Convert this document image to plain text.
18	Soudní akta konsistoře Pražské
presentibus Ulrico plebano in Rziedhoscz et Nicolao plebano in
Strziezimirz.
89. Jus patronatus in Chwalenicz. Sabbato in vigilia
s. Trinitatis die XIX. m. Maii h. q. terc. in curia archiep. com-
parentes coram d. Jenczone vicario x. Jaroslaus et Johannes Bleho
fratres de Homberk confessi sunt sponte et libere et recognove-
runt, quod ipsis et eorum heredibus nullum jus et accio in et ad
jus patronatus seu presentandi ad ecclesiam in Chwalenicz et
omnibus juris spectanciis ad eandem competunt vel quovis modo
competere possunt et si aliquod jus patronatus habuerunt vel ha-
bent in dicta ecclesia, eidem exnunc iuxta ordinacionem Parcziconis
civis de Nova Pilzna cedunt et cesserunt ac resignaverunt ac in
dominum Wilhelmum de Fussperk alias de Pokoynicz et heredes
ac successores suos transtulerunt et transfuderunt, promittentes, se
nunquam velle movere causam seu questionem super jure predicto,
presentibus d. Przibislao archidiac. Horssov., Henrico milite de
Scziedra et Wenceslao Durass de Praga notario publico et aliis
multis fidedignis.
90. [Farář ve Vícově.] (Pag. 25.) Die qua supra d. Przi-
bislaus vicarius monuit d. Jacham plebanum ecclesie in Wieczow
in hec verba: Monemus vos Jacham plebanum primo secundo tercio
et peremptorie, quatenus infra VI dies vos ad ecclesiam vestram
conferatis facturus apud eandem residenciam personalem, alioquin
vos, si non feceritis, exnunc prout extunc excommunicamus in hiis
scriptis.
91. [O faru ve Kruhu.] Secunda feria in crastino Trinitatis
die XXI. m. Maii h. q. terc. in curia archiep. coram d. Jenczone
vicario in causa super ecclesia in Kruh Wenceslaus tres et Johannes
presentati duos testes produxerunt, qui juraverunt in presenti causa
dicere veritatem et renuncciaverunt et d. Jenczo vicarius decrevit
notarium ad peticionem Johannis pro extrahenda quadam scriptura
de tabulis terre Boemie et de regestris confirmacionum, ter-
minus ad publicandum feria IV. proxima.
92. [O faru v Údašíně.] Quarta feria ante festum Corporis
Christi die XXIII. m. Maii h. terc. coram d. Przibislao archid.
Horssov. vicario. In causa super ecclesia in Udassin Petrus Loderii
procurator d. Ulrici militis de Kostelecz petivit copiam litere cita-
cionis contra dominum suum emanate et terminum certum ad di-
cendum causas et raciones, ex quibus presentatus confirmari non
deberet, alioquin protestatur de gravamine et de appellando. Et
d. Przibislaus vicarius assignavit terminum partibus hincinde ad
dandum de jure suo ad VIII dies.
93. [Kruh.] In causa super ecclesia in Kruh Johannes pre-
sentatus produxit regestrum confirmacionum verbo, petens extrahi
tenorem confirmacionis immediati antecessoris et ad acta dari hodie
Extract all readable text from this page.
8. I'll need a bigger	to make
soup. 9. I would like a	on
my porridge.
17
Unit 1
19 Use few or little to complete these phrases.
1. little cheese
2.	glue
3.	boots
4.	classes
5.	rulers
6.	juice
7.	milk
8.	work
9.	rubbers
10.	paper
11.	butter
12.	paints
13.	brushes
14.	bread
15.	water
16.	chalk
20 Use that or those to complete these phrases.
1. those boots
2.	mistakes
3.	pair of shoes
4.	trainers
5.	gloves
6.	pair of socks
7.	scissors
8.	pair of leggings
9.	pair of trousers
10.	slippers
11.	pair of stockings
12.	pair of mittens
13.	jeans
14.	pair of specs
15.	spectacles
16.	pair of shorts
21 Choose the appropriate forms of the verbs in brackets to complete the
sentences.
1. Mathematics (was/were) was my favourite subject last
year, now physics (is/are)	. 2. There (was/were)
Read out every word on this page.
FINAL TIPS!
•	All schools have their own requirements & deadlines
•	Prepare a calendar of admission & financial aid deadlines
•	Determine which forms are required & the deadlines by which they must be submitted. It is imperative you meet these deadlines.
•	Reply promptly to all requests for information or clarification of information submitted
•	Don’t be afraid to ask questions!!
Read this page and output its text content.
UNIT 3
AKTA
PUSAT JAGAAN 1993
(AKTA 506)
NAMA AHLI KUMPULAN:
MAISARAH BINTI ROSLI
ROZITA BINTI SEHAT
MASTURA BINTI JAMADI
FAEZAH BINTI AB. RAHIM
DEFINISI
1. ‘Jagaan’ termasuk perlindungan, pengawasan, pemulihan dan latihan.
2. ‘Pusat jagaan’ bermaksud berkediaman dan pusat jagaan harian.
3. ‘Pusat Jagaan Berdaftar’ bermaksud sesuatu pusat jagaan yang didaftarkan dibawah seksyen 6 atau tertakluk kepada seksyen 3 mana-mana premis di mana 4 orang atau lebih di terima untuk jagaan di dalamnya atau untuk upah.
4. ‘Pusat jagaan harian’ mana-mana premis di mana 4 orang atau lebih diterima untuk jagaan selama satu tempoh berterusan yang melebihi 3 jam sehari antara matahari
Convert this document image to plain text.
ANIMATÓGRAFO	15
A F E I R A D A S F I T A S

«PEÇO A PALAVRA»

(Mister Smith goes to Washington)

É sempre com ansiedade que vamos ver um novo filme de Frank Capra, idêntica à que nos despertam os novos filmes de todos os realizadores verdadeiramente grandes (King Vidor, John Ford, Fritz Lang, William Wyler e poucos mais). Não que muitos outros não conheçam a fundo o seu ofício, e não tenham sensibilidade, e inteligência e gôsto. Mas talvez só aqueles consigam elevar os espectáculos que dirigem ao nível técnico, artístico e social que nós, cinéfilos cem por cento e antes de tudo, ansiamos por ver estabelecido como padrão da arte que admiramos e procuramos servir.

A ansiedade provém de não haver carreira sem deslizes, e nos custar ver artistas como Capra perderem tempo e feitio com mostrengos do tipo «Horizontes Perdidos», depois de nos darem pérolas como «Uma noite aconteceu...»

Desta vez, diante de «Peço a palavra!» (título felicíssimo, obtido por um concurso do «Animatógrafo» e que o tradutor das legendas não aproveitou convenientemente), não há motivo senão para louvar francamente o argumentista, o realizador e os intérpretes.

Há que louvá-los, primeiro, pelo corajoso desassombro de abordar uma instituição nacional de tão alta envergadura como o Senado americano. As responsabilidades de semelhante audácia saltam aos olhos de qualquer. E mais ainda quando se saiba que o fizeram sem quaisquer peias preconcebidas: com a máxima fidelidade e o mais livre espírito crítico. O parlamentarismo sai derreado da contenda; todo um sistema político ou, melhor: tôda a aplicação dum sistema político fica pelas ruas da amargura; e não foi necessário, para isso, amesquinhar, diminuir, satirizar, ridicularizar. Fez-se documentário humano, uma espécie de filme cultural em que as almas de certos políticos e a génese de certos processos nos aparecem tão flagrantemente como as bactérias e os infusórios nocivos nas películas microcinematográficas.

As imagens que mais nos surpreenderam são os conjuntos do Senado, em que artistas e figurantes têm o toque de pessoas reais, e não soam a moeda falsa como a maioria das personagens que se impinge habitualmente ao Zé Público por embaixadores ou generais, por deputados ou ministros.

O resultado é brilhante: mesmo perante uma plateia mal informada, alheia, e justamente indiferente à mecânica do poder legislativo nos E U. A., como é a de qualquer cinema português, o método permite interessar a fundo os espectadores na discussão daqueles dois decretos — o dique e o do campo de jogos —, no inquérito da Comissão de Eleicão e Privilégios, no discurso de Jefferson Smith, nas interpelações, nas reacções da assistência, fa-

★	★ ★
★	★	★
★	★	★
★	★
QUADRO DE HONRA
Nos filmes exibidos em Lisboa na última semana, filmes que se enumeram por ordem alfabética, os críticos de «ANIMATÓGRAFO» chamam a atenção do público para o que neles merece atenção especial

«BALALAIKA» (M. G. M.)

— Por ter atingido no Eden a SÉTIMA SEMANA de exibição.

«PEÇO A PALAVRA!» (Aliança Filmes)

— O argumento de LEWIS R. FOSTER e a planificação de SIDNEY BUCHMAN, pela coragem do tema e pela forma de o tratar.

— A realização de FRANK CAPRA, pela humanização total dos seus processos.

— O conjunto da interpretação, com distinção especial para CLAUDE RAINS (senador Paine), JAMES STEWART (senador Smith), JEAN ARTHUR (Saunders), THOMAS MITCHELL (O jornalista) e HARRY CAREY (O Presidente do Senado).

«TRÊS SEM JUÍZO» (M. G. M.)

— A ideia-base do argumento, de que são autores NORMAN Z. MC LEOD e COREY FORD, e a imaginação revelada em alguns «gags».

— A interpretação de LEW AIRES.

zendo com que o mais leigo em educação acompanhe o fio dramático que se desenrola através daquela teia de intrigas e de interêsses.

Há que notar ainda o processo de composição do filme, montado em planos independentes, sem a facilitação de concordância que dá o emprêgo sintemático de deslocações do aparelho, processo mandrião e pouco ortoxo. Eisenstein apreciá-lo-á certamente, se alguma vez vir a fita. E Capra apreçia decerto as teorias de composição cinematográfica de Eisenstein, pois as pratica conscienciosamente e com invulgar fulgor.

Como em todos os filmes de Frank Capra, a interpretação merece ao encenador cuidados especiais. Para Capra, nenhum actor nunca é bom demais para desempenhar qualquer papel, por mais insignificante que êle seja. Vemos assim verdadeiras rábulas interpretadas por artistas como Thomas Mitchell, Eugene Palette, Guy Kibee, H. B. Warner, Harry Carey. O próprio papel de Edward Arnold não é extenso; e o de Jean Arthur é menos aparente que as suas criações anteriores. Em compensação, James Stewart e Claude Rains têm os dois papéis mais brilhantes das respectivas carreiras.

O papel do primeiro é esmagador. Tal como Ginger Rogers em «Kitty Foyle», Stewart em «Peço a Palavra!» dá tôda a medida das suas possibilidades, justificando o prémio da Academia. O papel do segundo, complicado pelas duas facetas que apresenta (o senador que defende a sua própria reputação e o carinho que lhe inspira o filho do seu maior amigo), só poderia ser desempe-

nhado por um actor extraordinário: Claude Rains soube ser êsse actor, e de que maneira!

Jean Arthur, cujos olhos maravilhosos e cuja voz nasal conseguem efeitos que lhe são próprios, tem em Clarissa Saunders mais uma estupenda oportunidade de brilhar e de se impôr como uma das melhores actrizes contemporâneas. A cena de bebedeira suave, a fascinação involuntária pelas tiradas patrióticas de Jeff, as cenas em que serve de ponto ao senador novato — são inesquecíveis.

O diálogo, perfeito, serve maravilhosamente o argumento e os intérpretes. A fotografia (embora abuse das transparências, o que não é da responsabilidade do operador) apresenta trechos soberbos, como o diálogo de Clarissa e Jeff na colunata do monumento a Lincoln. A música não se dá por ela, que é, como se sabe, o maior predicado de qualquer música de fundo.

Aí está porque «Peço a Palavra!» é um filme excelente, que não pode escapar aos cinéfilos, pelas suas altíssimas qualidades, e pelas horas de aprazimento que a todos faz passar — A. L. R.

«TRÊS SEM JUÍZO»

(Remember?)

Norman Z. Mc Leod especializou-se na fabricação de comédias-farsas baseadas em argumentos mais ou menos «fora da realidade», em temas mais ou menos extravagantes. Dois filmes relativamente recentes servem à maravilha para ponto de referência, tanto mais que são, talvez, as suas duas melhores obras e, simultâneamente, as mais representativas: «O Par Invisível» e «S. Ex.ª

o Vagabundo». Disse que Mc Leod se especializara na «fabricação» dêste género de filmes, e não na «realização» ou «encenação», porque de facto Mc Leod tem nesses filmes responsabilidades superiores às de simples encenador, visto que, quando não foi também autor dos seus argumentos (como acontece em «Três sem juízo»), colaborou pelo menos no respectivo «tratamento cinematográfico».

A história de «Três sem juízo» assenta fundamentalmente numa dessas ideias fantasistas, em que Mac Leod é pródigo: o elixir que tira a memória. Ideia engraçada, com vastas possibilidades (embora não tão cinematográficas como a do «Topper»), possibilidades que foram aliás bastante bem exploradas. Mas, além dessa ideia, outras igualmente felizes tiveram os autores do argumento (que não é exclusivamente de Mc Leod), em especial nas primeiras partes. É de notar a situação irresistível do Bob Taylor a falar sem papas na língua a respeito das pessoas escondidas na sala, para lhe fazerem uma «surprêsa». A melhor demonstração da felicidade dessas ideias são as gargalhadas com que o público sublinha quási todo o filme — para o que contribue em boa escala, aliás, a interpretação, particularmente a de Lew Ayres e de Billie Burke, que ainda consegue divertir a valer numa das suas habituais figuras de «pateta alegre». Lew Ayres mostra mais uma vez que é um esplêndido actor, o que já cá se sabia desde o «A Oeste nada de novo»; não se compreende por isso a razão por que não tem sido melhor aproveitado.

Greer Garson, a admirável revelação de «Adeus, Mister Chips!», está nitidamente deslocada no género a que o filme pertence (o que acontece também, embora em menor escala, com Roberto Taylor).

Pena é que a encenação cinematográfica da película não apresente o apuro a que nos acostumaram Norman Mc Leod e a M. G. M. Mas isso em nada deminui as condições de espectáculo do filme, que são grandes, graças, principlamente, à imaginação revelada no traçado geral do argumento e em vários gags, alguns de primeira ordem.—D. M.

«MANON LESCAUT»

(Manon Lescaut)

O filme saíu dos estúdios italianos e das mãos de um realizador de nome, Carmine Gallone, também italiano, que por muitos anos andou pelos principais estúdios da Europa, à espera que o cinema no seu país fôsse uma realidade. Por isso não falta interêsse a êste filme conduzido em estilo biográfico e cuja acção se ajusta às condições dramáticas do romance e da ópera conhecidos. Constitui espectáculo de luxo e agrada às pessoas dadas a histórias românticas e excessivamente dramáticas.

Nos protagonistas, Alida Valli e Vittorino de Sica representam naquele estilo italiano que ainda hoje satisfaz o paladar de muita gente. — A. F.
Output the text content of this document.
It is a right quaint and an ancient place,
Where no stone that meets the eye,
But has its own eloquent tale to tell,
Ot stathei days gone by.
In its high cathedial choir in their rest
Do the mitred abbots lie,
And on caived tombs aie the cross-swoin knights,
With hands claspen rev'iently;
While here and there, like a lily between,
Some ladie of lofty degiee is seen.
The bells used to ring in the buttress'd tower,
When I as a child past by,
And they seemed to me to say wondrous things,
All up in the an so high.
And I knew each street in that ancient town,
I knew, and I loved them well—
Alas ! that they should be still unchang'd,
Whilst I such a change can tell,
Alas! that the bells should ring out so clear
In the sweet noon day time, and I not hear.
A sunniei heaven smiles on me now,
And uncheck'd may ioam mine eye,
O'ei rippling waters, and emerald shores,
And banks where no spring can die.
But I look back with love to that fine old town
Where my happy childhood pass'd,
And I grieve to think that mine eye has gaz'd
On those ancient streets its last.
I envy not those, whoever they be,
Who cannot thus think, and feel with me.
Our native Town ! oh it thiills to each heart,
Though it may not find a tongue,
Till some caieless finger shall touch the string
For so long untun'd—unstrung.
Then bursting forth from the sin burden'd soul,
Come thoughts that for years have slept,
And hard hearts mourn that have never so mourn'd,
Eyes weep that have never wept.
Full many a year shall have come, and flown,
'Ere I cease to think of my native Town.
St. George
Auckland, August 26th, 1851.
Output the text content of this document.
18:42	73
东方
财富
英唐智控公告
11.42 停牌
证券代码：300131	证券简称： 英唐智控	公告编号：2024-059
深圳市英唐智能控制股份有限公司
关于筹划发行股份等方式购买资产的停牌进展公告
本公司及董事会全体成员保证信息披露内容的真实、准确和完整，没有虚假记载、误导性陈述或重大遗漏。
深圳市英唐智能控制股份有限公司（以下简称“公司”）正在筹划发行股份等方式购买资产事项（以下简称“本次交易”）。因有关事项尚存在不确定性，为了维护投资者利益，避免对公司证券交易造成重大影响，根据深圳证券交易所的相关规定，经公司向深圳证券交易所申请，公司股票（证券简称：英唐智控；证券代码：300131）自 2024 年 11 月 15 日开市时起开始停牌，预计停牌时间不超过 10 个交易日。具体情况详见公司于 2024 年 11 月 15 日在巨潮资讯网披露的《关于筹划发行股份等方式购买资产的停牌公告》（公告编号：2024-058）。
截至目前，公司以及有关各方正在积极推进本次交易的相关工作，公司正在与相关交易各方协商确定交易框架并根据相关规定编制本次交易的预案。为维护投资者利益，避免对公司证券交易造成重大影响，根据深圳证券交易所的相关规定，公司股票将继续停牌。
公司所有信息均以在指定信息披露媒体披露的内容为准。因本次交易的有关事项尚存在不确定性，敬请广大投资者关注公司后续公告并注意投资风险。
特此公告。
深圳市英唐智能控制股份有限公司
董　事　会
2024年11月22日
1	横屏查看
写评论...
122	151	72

---*---

▶ _What to do_:
Which lines contain "little"? Copy each of them out.

▶ _Final answer_:
19 Use few or little to complete these phrases.
1. little cheese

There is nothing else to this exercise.